Saved data entries
>>>
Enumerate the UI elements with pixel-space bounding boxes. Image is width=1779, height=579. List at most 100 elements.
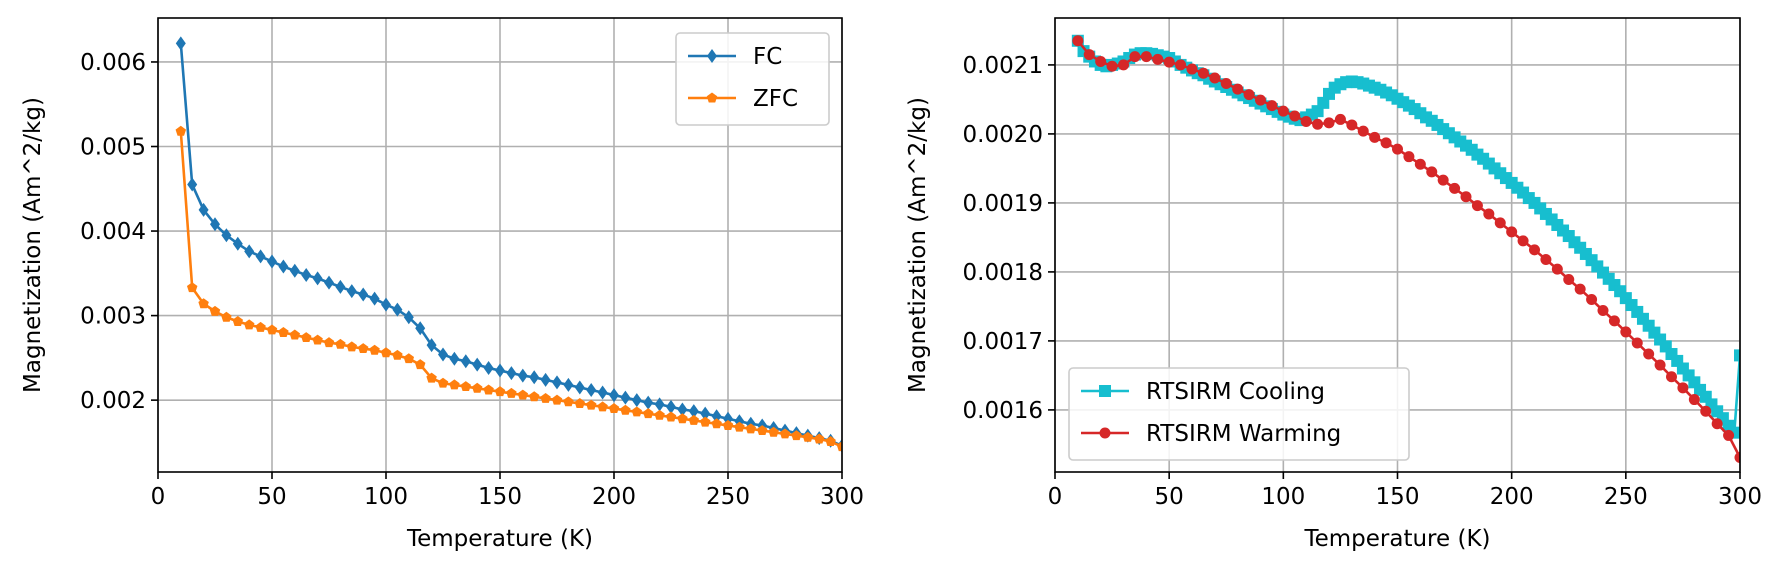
data-point-zfc	[209, 305, 221, 316]
data-point-fc	[426, 338, 437, 353]
data-point-fc	[711, 409, 722, 424]
data-point-zfc	[722, 420, 734, 430]
data-point-zfc	[734, 421, 745, 432]
data-point-fc	[369, 291, 380, 306]
data-point-zfc	[323, 337, 335, 348]
data-point-fc	[517, 368, 528, 383]
data-point-rtsirm-warming	[1483, 208, 1495, 220]
legend-entry-rtsirm-warming: RTSIRM Warming	[1081, 421, 1341, 447]
x-tick-label: 150	[478, 484, 522, 510]
data-point-rtsirm-warming	[1346, 119, 1358, 131]
data-point-fc	[609, 388, 619, 403]
legend-label: ZFC	[753, 86, 798, 112]
data-point-fc	[666, 399, 676, 414]
data-point-fc	[597, 385, 608, 400]
legend-box	[1068, 367, 1410, 461]
data-point-rtsirm-warming	[1620, 326, 1632, 338]
legend: FC ZFC	[675, 32, 830, 126]
data-point-fc	[552, 375, 562, 390]
data-point-fc	[187, 177, 198, 192]
data-point-rtsirm-warming	[1517, 235, 1529, 247]
data-point-zfc	[198, 298, 209, 309]
data-point-zfc	[699, 416, 711, 427]
data-point-rtsirm-warming	[1334, 113, 1346, 125]
x-tick-label: 0	[1048, 484, 1063, 510]
x-tick-label: 100	[364, 484, 408, 510]
x-tick-label: 300	[820, 484, 864, 510]
legend-swatch-marker	[706, 92, 718, 103]
data-point-zfc	[620, 404, 631, 415]
data-point-zfc	[677, 413, 688, 424]
x-tick-label: 250	[1604, 484, 1648, 510]
x-tick-label: 100	[1261, 484, 1305, 510]
data-point-zfc	[278, 327, 289, 337]
data-point-zfc	[221, 311, 232, 322]
data-point-zfc	[802, 431, 814, 442]
data-point-fc	[529, 370, 540, 385]
data-point-zfc	[756, 425, 768, 436]
x-tick-label: 200	[1490, 484, 1534, 510]
data-point-fc	[677, 402, 688, 417]
data-point-zfc	[836, 441, 842, 452]
y-tick-label: 0.005	[80, 135, 146, 161]
data-point-rtsirm-cooling	[1585, 254, 1598, 267]
data-point-zfc	[642, 408, 654, 419]
data-point-rtsirm-warming	[1095, 55, 1107, 67]
y-axis-label: Magnetization (Am^2/kg)	[905, 97, 931, 393]
data-point-zfc	[813, 433, 825, 444]
data-point-rtsirm-warming	[1369, 131, 1381, 143]
data-point-fc	[221, 228, 232, 243]
data-point-rtsirm-warming	[1688, 394, 1700, 406]
data-point-fc	[506, 366, 517, 381]
data-point-fc	[392, 302, 403, 317]
data-point-rtsirm-warming	[1380, 137, 1392, 149]
legend-entry-rtsirm-cooling: RTSIRM Cooling	[1081, 379, 1325, 405]
y-tick-label: 0.0021	[963, 53, 1043, 79]
x-tick-label: 50	[1155, 484, 1184, 510]
data-point-rtsirm-cooling	[1734, 349, 1740, 362]
data-point-rtsirm-warming	[1277, 105, 1289, 117]
data-point-zfc	[426, 372, 437, 383]
data-point-rtsirm-warming	[1700, 405, 1712, 417]
data-point-fc	[232, 236, 243, 251]
data-point-fc	[267, 254, 277, 269]
data-point-zfc	[266, 324, 278, 335]
legend-label: RTSIRM Cooling	[1146, 379, 1325, 405]
y-tick-label: 0.0019	[963, 191, 1043, 217]
data-point-zfc	[574, 398, 586, 408]
data-point-zfc	[289, 329, 301, 340]
data-point-rtsirm-warming	[1426, 166, 1438, 178]
data-point-rtsirm-warming	[1677, 382, 1689, 394]
data-point-fc	[586, 382, 597, 397]
data-point-fc	[324, 275, 334, 290]
rtsirm-chart: 0 50 100 150 200 250 300 0.0016 0.0017 0.0018 0.00…	[905, 17, 1762, 552]
x-tick-label: 0	[151, 484, 166, 510]
data-point-zfc	[460, 381, 472, 392]
data-point-fc	[358, 287, 369, 302]
legend-swatch-marker	[1099, 427, 1111, 439]
fc-zfc-chart: 0 50 100 150 200 250 300 0.002 0.003 0.004 0.005 0.…	[20, 17, 864, 552]
x-tick-label: 200	[592, 484, 636, 510]
data-point-zfc	[779, 428, 791, 439]
data-point-rtsirm-warming	[1266, 100, 1278, 112]
data-point-rtsirm-warming	[1289, 110, 1301, 122]
y-tick-label: 0.0017	[963, 329, 1043, 355]
data-point-fc	[210, 217, 220, 232]
data-point-zfc	[380, 347, 392, 358]
data-point-zfc	[369, 344, 380, 355]
data-point-zfc	[551, 394, 563, 405]
data-point-zfc	[791, 430, 802, 441]
data-point-rtsirm-warming	[1312, 118, 1324, 130]
data-point-rtsirm-warming	[1529, 244, 1540, 256]
data-point-zfc	[585, 399, 597, 410]
data-point-rtsirm-warming	[1140, 51, 1152, 63]
data-point-zfc	[437, 377, 449, 388]
data-point-zfc	[449, 379, 460, 390]
data-point-zfc	[414, 359, 426, 370]
data-point-rtsirm-warming	[1106, 60, 1118, 72]
data-point-rtsirm-warming	[1403, 151, 1415, 163]
data-point-rtsirm-warming	[1129, 51, 1141, 63]
data-point-rtsirm-warming	[1175, 59, 1187, 71]
data-point-zfc	[825, 436, 836, 447]
data-point-zfc	[506, 387, 517, 398]
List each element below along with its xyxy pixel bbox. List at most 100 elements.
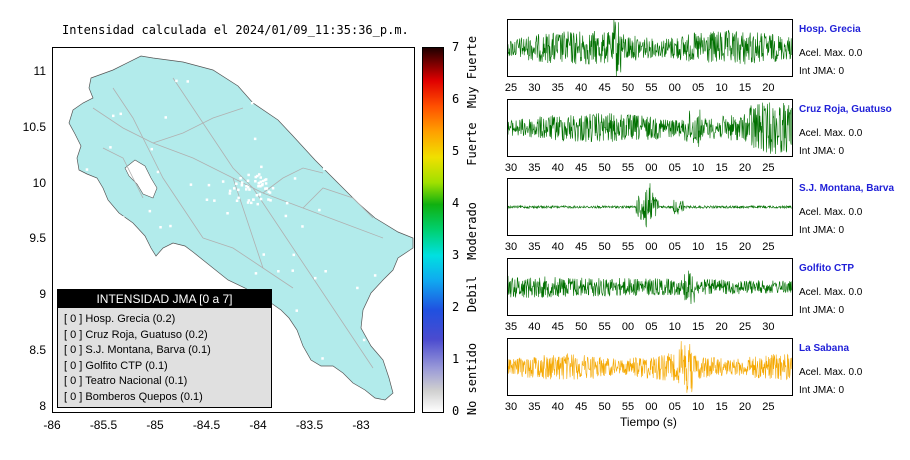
colorbar-tick: 3 [452,248,460,262]
time-tick: 30 [762,321,775,333]
waveform-trace [508,341,792,393]
time-tick: 20 [762,82,775,94]
city-point [148,209,152,213]
road-7 [202,237,294,289]
waveform-panel[interactable] [507,178,793,236]
road-network [92,77,384,369]
time-tick: 40 [528,321,541,333]
colorbar-label: Fuerte [465,122,479,166]
map-title: Intensidad calculada el 2024/01/09_11:35… [62,23,409,37]
intensity-colorbar [422,47,444,413]
time-tick: 55 [621,401,635,413]
city-point [213,199,216,202]
city-point [246,201,250,204]
waveform-panel[interactable] [507,19,793,77]
time-tick: 05 [668,162,681,174]
time-tick: 30 [504,401,518,413]
time-tick: 45 [575,162,588,174]
city-point [258,173,261,176]
city-point [264,187,267,190]
time-tick: 30 [504,162,518,174]
waveform-panel[interactable] [507,258,793,316]
time-tick: 35 [504,321,518,333]
station-intensity: Int JMA: 0 [799,225,845,236]
time-tick: 40 [551,241,564,253]
city-point [373,274,377,277]
time-tick: 05 [645,321,658,333]
city-point [248,188,251,191]
time-tick: 45 [575,241,588,253]
city-point [292,253,295,257]
city-point [262,253,265,256]
time-tick: 55 [645,82,658,94]
city-point [235,199,239,202]
city-point [264,182,268,185]
colorbar-tick: 2 [452,300,460,314]
waveform-line [508,341,792,393]
city-point [258,193,262,196]
city-point [314,276,317,280]
city-point [169,224,172,228]
city-point [112,114,115,118]
city-point [119,112,122,116]
city-point [257,185,260,188]
city-point [375,87,379,90]
city-point [356,286,359,290]
city-point [247,199,251,202]
time-tick: 15 [715,162,728,174]
city-point [291,269,294,272]
time-tick: 40 [551,401,564,413]
city-point [237,188,240,192]
time-tick: 55 [598,321,611,333]
city-point [261,179,265,183]
legend-item: [ 0 ] Teatro Nacional (0.1) [64,375,188,387]
city-point [348,153,352,157]
station-intensity: Int JMA: 0 [799,385,845,396]
y-tick-label: 8.5 [29,343,46,357]
colorbar-label: Debil [465,275,479,313]
station-name: S.J. Montana, Barva [799,183,895,194]
time-tick: 25 [762,162,775,174]
city-point [279,335,283,338]
city-point [284,319,288,322]
nicoya-gulf [124,159,158,199]
y-tick-label: 10.5 [22,119,46,134]
city-point [109,146,112,149]
city-point [240,184,244,187]
legend-item: [ 0 ] Bomberos Quepos (0.1) [64,390,203,403]
waveform-panel[interactable] [507,99,793,157]
y-tick-label: 11 [33,64,46,78]
station-intensity: Int JMA: 0 [799,66,845,77]
city-point [179,269,182,273]
city-point [156,170,160,174]
city-point [235,182,238,185]
time-tick: 20 [738,241,752,253]
city-point [324,270,327,273]
time-tick: 55 [621,241,635,253]
city-point [239,177,242,180]
waveform-trace [508,183,792,228]
time-tick: 45 [598,82,611,94]
waveform-trace [508,102,792,155]
city-point [259,180,262,184]
city-point [118,230,122,233]
city-point [189,183,193,186]
time-tick: 50 [598,162,611,174]
road-2 [172,77,254,189]
road-5 [302,187,374,219]
time-tick: 10 [692,241,705,253]
waveform-panel[interactable] [507,338,793,396]
city-point [150,147,153,151]
city-point [254,180,257,183]
time-tick: 40 [551,162,564,174]
city-point [321,357,324,360]
waveform-line [508,20,792,76]
time-tick: 10 [668,321,681,333]
city-point [140,237,143,240]
city-point [284,214,288,218]
legend-item: [ 0 ] Cruz Roja, Guatuso (0.2) [64,328,208,341]
city-point [323,167,326,171]
city-point [226,212,229,215]
time-tick: 35 [551,82,564,94]
map-canvas [68,55,414,401]
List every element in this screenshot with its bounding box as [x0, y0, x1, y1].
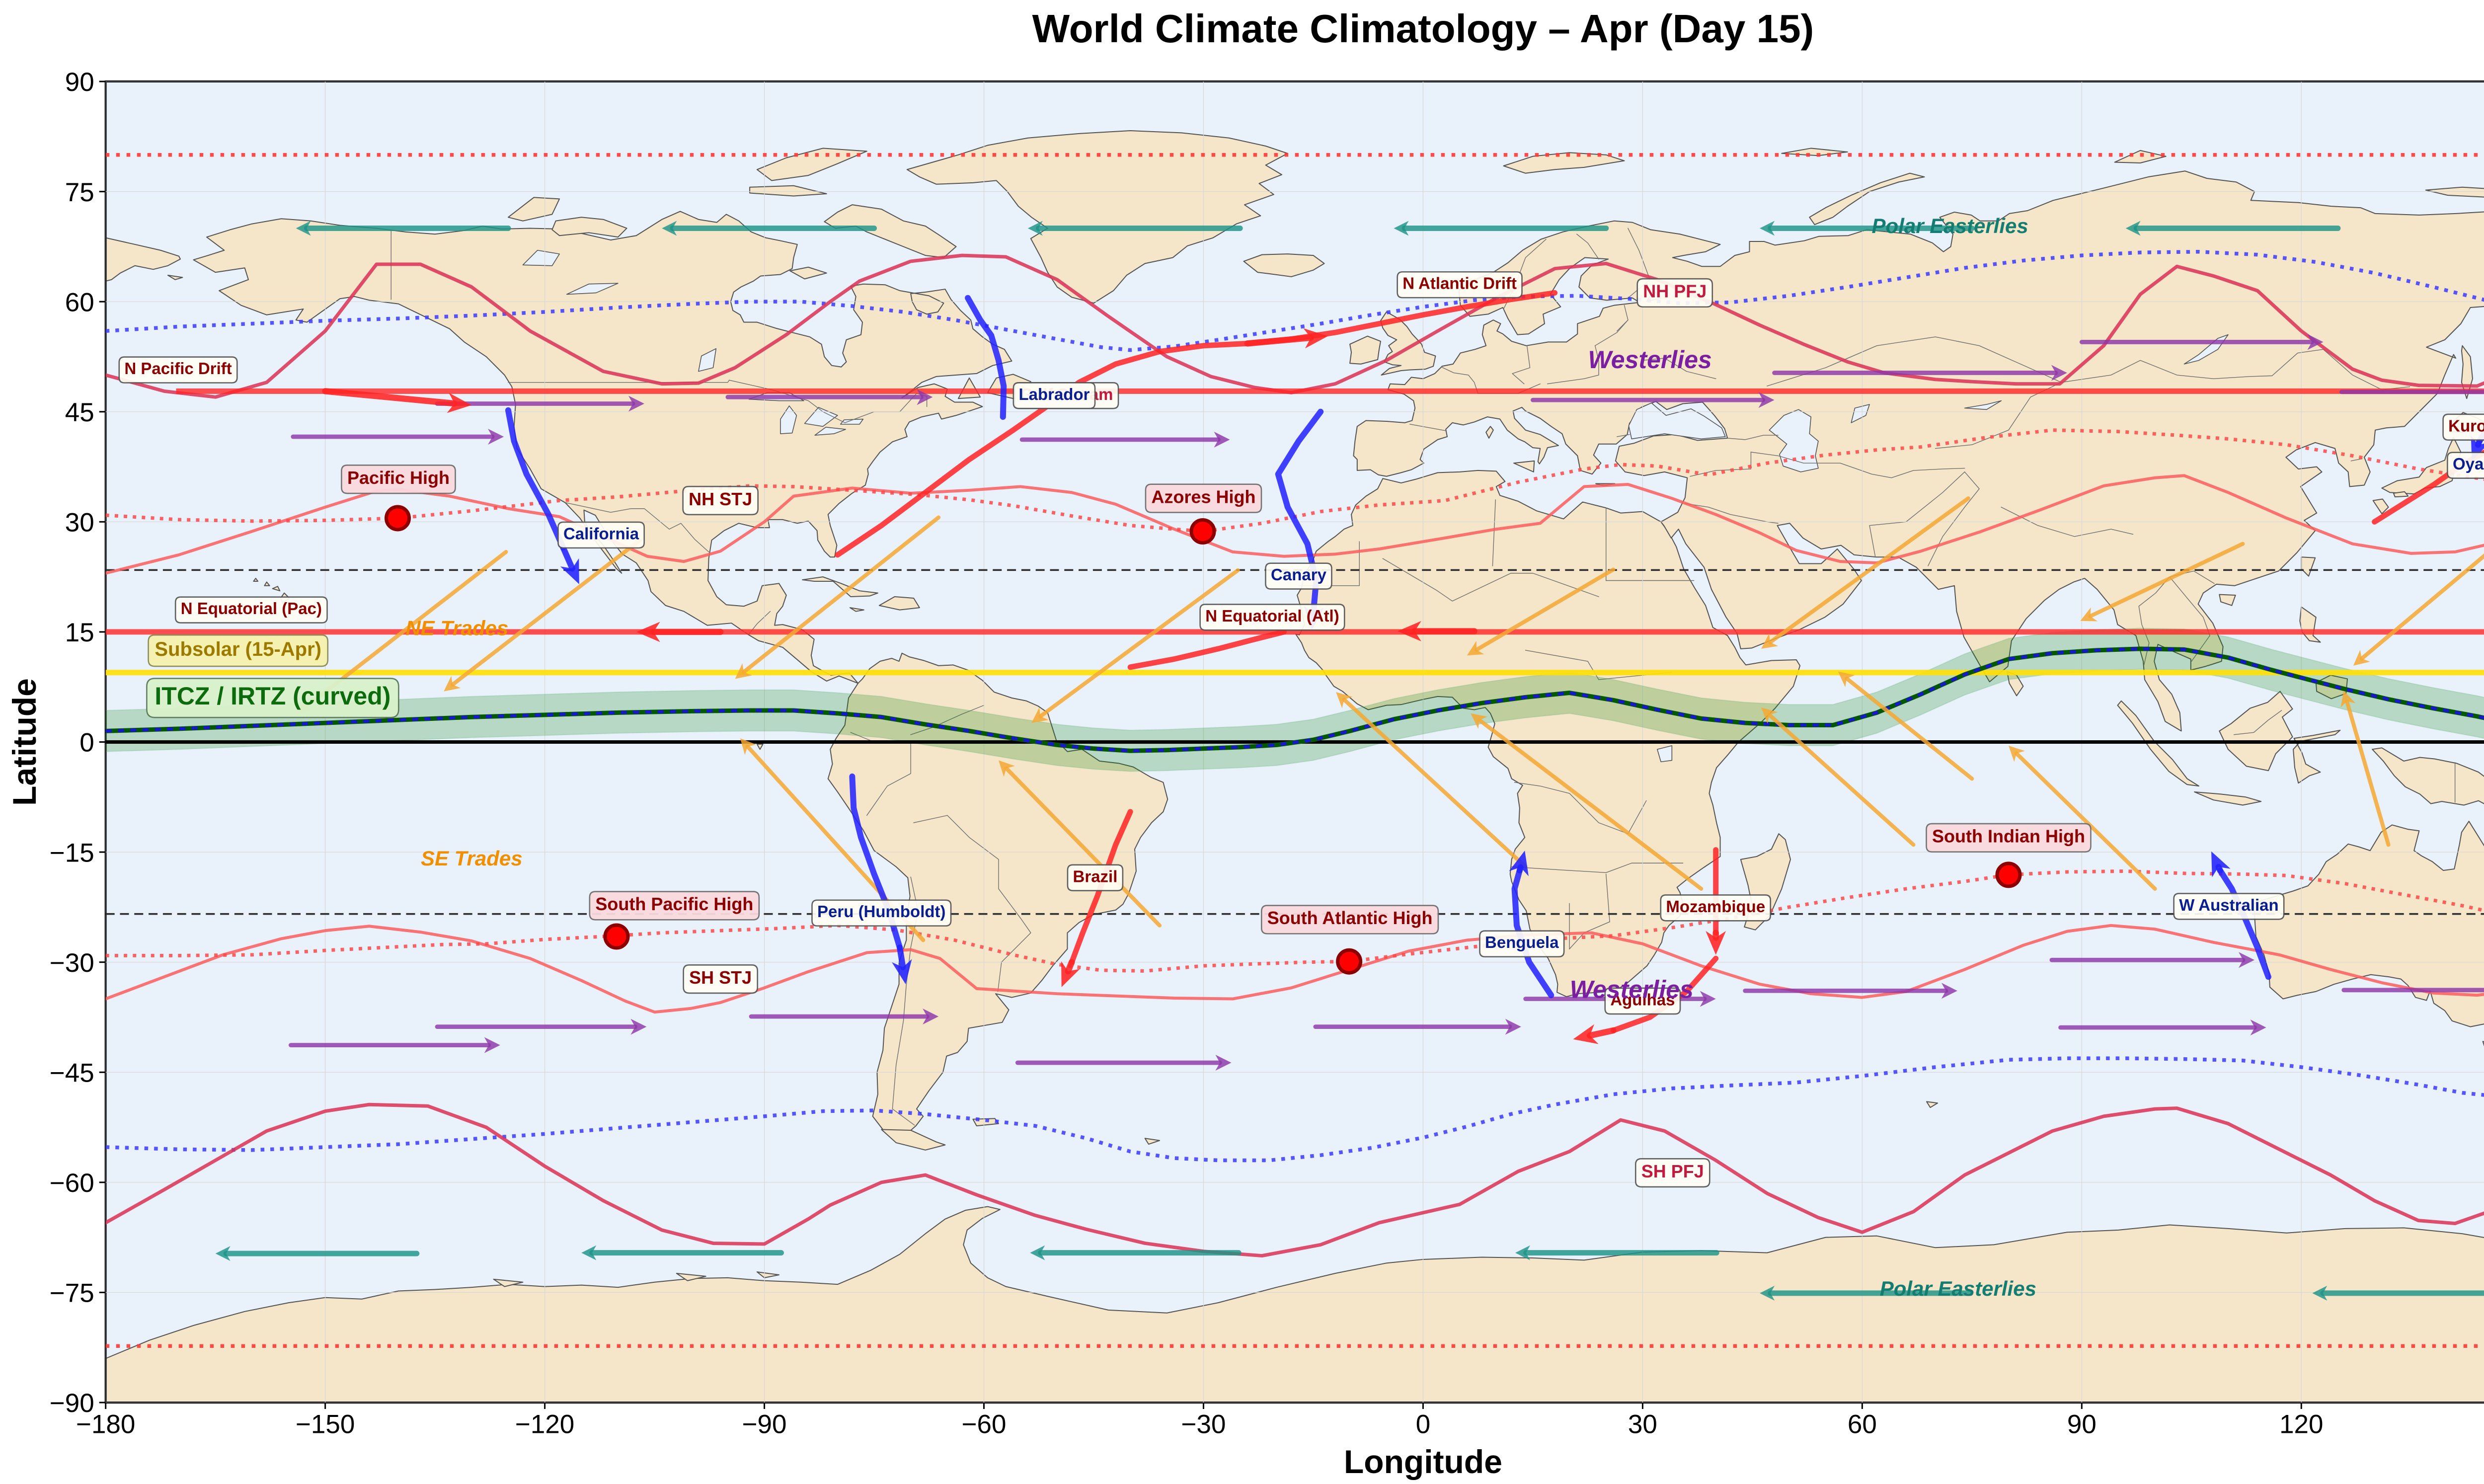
<<<
Duplicate the part of the material that opens with the line containing "305, 221, 316]" and closes with the line containing "408, 654, 419]", with both of those lines included. Reproduce every line exactly as it appears.

data-point-zfc	[209, 305, 221, 316]
data-point-fc	[426, 338, 437, 353]
data-point-fc	[711, 409, 722, 424]
data-point-zfc	[722, 420, 734, 430]
data-point-zfc	[734, 421, 745, 432]
data-point-fc	[369, 291, 380, 306]
data-point-zfc	[323, 337, 335, 348]
data-point-fc	[517, 368, 528, 383]
data-point-rtsirm-warming	[1483, 208, 1495, 220]
legend-entry-rtsirm-warming: RTSIRM Warming	[1081, 421, 1341, 447]
x-tick-label: 150	[478, 484, 522, 510]
data-point-rtsirm-warming	[1346, 119, 1358, 131]
data-point-fc	[609, 388, 619, 403]
legend-label: ZFC	[753, 86, 798, 112]
data-point-fc	[666, 399, 676, 414]
data-point-fc	[597, 385, 608, 400]
legend-box	[1068, 367, 1410, 461]
data-point-rtsirm-warming	[1620, 326, 1632, 338]
legend: FC ZFC	[675, 32, 830, 126]
data-point-fc	[552, 375, 562, 390]
data-point-fc	[187, 177, 198, 192]
data-point-rtsirm-warming	[1517, 235, 1529, 247]
data-point-zfc	[198, 298, 209, 309]
data-point-zfc	[699, 416, 711, 427]
data-point-rtsirm-warming	[1334, 113, 1346, 125]
x-tick-label: 0	[1048, 484, 1063, 510]
x-tick-label: 100	[364, 484, 408, 510]
x-tick-label: 300	[820, 484, 864, 510]
legend-swatch-marker	[706, 92, 718, 103]
data-point-zfc	[620, 404, 631, 415]
data-point-zfc	[677, 413, 688, 424]
x-tick-label: 250	[1604, 484, 1648, 510]
x-tick-label: 100	[1261, 484, 1305, 510]
data-point-zfc	[278, 327, 289, 337]
data-point-zfc	[221, 311, 232, 322]
data-point-zfc	[802, 431, 814, 442]
data-point-fc	[529, 370, 540, 385]
data-point-zfc	[756, 425, 768, 436]
x-tick-label: 200	[1490, 484, 1534, 510]
data-point-fc	[677, 402, 688, 417]
data-point-zfc	[836, 441, 842, 452]
y-tick-label: 0.005	[80, 135, 146, 161]
data-point-rtsirm-cooling	[1585, 254, 1598, 267]
data-point-zfc	[642, 408, 654, 419]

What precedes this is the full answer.